Records follow. Copy every line with "this".

━━━━━━━━━━━━━━━━━━━━━━━━━━━━━━

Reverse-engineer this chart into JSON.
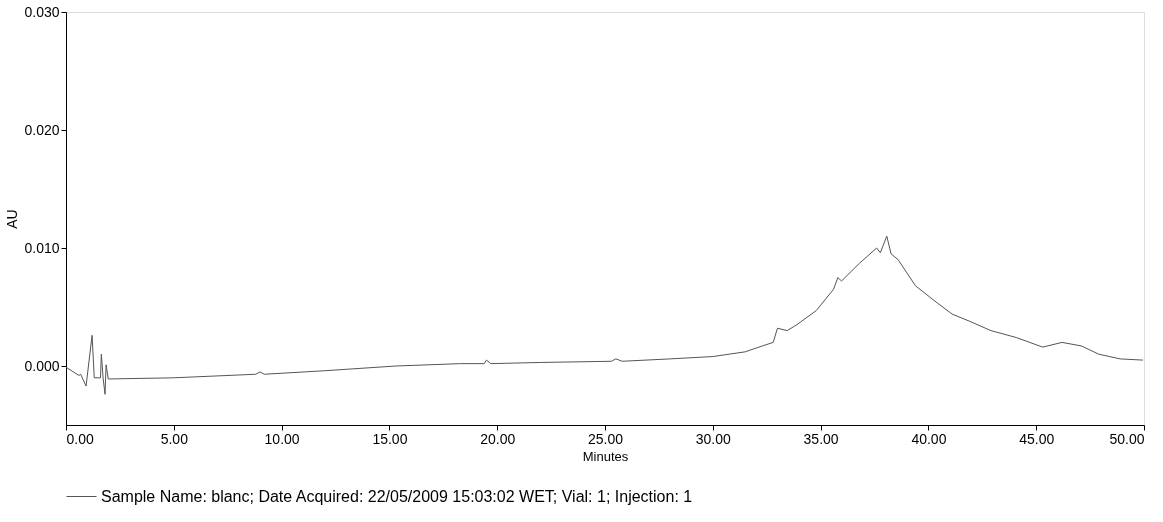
{
  "chart_data": {
    "type": "line",
    "xlabel": "Minutes",
    "ylabel": "AU",
    "legend": "bottom",
    "grid": false,
    "marker": "none",
    "line_style": "solid",
    "xlim": [
      0,
      50
    ],
    "ylim": [
      -0.005,
      0.03
    ],
    "xticks": [
      {
        "value": 0,
        "label": "0.00"
      },
      {
        "value": 5,
        "label": "5.00"
      },
      {
        "value": 10,
        "label": "10.00"
      },
      {
        "value": 15,
        "label": "15.00"
      },
      {
        "value": 20,
        "label": "20.00"
      },
      {
        "value": 25,
        "label": "25.00"
      },
      {
        "value": 30,
        "label": "30.00"
      },
      {
        "value": 35,
        "label": "35.00"
      },
      {
        "value": 40,
        "label": "40.00"
      },
      {
        "value": 45,
        "label": "45.00"
      },
      {
        "value": 50,
        "label": "50.00"
      }
    ],
    "yticks": [
      {
        "value": 0,
        "label": "0.000"
      },
      {
        "value": 0.01,
        "label": "0.010"
      },
      {
        "value": 0.02,
        "label": "0.020"
      },
      {
        "value": 0.03,
        "label": "0.030"
      }
    ],
    "series": [
      {
        "name": "Sample Name: blanc;   Date Acquired: 22/05/2009 15:03:02 WET;   Vial: 1; Injection: 1",
        "color": "#555555",
        "x": [
          0,
          0.6,
          0.68,
          0.93,
          1.21,
          1.31,
          1.6,
          1.64,
          1.72,
          1.81,
          1.86,
          1.96,
          5,
          8.8,
          9.0,
          9.2,
          12,
          15.3,
          18.3,
          19.4,
          19.5,
          19.7,
          22,
          25.3,
          25.5,
          25.8,
          28,
          30,
          31.5,
          32.3,
          32.8,
          33.0,
          33.45,
          33.9,
          34.8,
          35.6,
          35.8,
          35.97,
          36.8,
          37.6,
          37.77,
          38.07,
          38.27,
          38.6,
          39.4,
          40.3,
          41.1,
          41.9,
          42.9,
          44.1,
          45.3,
          46.2,
          47.1,
          47.9,
          48.9,
          49.95
        ],
        "values": [
          -0.0001,
          -0.0008,
          -0.0007,
          -0.0017,
          0.0026,
          -0.001,
          -0.001,
          0.001,
          -0.001,
          -0.0024,
          0.0001,
          -0.0011,
          -0.001,
          -0.0007,
          -0.0005,
          -0.0007,
          -0.0004,
          0.0,
          0.0002,
          0.0002,
          0.0005,
          0.0002,
          0.0003,
          0.0004,
          0.0006,
          0.0004,
          0.0006,
          0.0008,
          0.0012,
          0.0017,
          0.002,
          0.0032,
          0.003,
          0.0035,
          0.0047,
          0.0065,
          0.0075,
          0.0072,
          0.0087,
          0.01,
          0.0096,
          0.011,
          0.0095,
          0.009,
          0.0068,
          0.0055,
          0.0044,
          0.0038,
          0.003,
          0.0024,
          0.0016,
          0.002,
          0.0017,
          0.001,
          0.0006,
          0.0005
        ]
      }
    ]
  }
}
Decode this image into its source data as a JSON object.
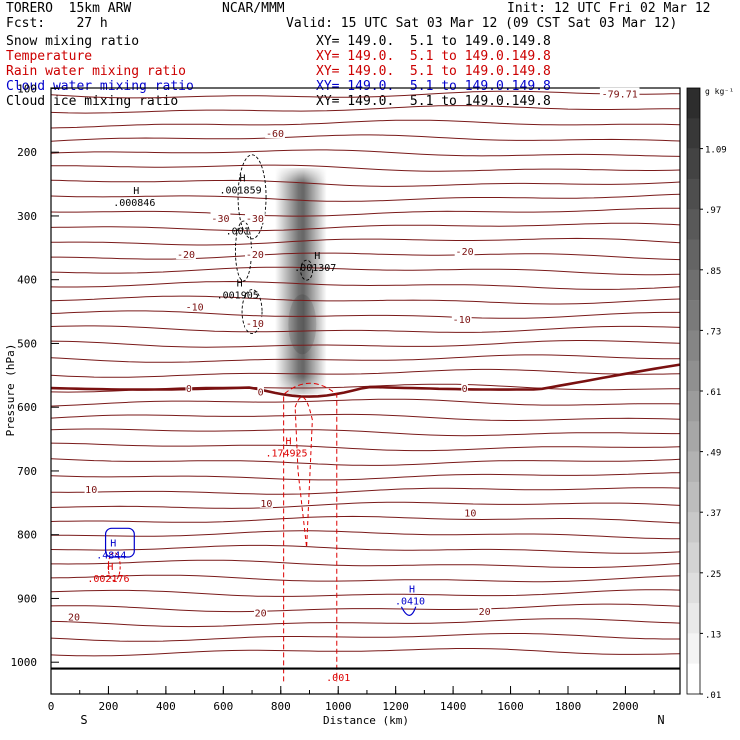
{
  "header": {
    "model": "TORERO  15km ARW",
    "center": "NCAR/MMM",
    "init": "Init: 12 UTC Fri 02 Mar 12",
    "fcst": "Fcst:    27 h",
    "valid": "Valid: 15 UTC Sat 03 Mar 12 (09 CST Sat 03 Mar 12)"
  },
  "fields": [
    {
      "name": "Snow mixing ratio",
      "xy": "XY= 149.0.  5.1 to 149.0.149.8",
      "color": "#000000",
      "xy_color": "#000000"
    },
    {
      "name": "Temperature",
      "xy": "XY= 149.0.  5.1 to 149.0.149.8",
      "color": "#cc0000",
      "xy_color": "#cc0000"
    },
    {
      "name": "Rain water mixing ratio",
      "xy": "XY= 149.0.  5.1 to 149.0.149.8",
      "color": "#cc0000",
      "xy_color": "#cc0000"
    },
    {
      "name": "Cloud water mixing ratio",
      "xy": "XY= 149.0.  5.1 to 149.0.149.8",
      "color": "#0000cc",
      "xy_color": "#0000cc"
    },
    {
      "name": "Cloud ice mixing ratio",
      "xy": "XY= 149.0.  5.1 to 149.0.149.8",
      "color": "#000000",
      "xy_color": "#000000"
    }
  ],
  "chart_data": {
    "type": "contour cross-section",
    "xlabel": "Distance (km)",
    "ylabel": "Pressure (hPa)",
    "x_ticks": [
      0,
      200,
      400,
      600,
      800,
      1000,
      1200,
      1400,
      1600,
      1800,
      2000
    ],
    "xlim": [
      0,
      2190
    ],
    "y_ticks": [
      100,
      200,
      300,
      400,
      500,
      600,
      700,
      800,
      900,
      1000
    ],
    "ylim": [
      100,
      1050
    ],
    "end_labels": {
      "left": "S",
      "right": "N"
    },
    "colorbar": {
      "unit": "g kg⁻¹",
      "labels": [
        "1.09",
        ".97",
        ".85",
        ".73",
        ".61",
        ".49",
        ".37",
        ".25",
        ".13",
        ".01"
      ]
    },
    "temperature_labels": [
      {
        "text": "-79.71",
        "x": 1980,
        "p": 108
      },
      {
        "text": "-60",
        "x": 780,
        "p": 170
      },
      {
        "text": "-30",
        "x": 590,
        "p": 303
      },
      {
        "text": "-30",
        "x": 710,
        "p": 303
      },
      {
        "text": "-20",
        "x": 470,
        "p": 360
      },
      {
        "text": "-20",
        "x": 710,
        "p": 360
      },
      {
        "text": "-20",
        "x": 1440,
        "p": 355
      },
      {
        "text": "-10",
        "x": 500,
        "p": 442
      },
      {
        "text": "-10",
        "x": 710,
        "p": 468
      },
      {
        "text": "-10",
        "x": 1430,
        "p": 462
      },
      {
        "text": "0",
        "x": 480,
        "p": 570
      },
      {
        "text": "0",
        "x": 730,
        "p": 575
      },
      {
        "text": "0",
        "x": 1440,
        "p": 570
      },
      {
        "text": "10",
        "x": 140,
        "p": 728
      },
      {
        "text": "10",
        "x": 750,
        "p": 750
      },
      {
        "text": "10",
        "x": 1460,
        "p": 765
      },
      {
        "text": "20",
        "x": 80,
        "p": 928
      },
      {
        "text": "20",
        "x": 730,
        "p": 922
      },
      {
        "text": "20",
        "x": 1510,
        "p": 920
      }
    ],
    "maxima": [
      {
        "field": "Cloud ice mixing ratio",
        "value": ".000846",
        "x": 290,
        "p": 275
      },
      {
        "field": "Cloud ice mixing ratio",
        "value": ".001859",
        "x": 660,
        "p": 255
      },
      {
        "field": "Cloud ice mixing ratio",
        "value": ".001",
        "x": 650,
        "p": 320
      },
      {
        "field": "Cloud ice mixing ratio",
        "value": ".001307",
        "x": 920,
        "p": 377
      },
      {
        "field": "Cloud ice mixing ratio",
        "value": ".001905",
        "x": 650,
        "p": 420
      },
      {
        "field": "Rain water mixing ratio",
        "value": ".174925",
        "x": 820,
        "p": 668
      },
      {
        "field": "Rain water mixing ratio",
        "value": ".002176",
        "x": 200,
        "p": 865
      },
      {
        "field": "Rain water mixing ratio",
        "value": ".001",
        "x": 1000,
        "p": 1020
      },
      {
        "field": "Cloud water mixing ratio",
        "value": ".4844",
        "x": 210,
        "p": 828
      },
      {
        "field": "Cloud water mixing ratio",
        "value": ".0410",
        "x": 1250,
        "p": 900
      }
    ]
  }
}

━━━━━━━━━━━━━━━━━━━━━━━━━━━━━━

**Written solution**
Reverse-engineer this chart into JSON.
Decode this image into its source data as a JSON object.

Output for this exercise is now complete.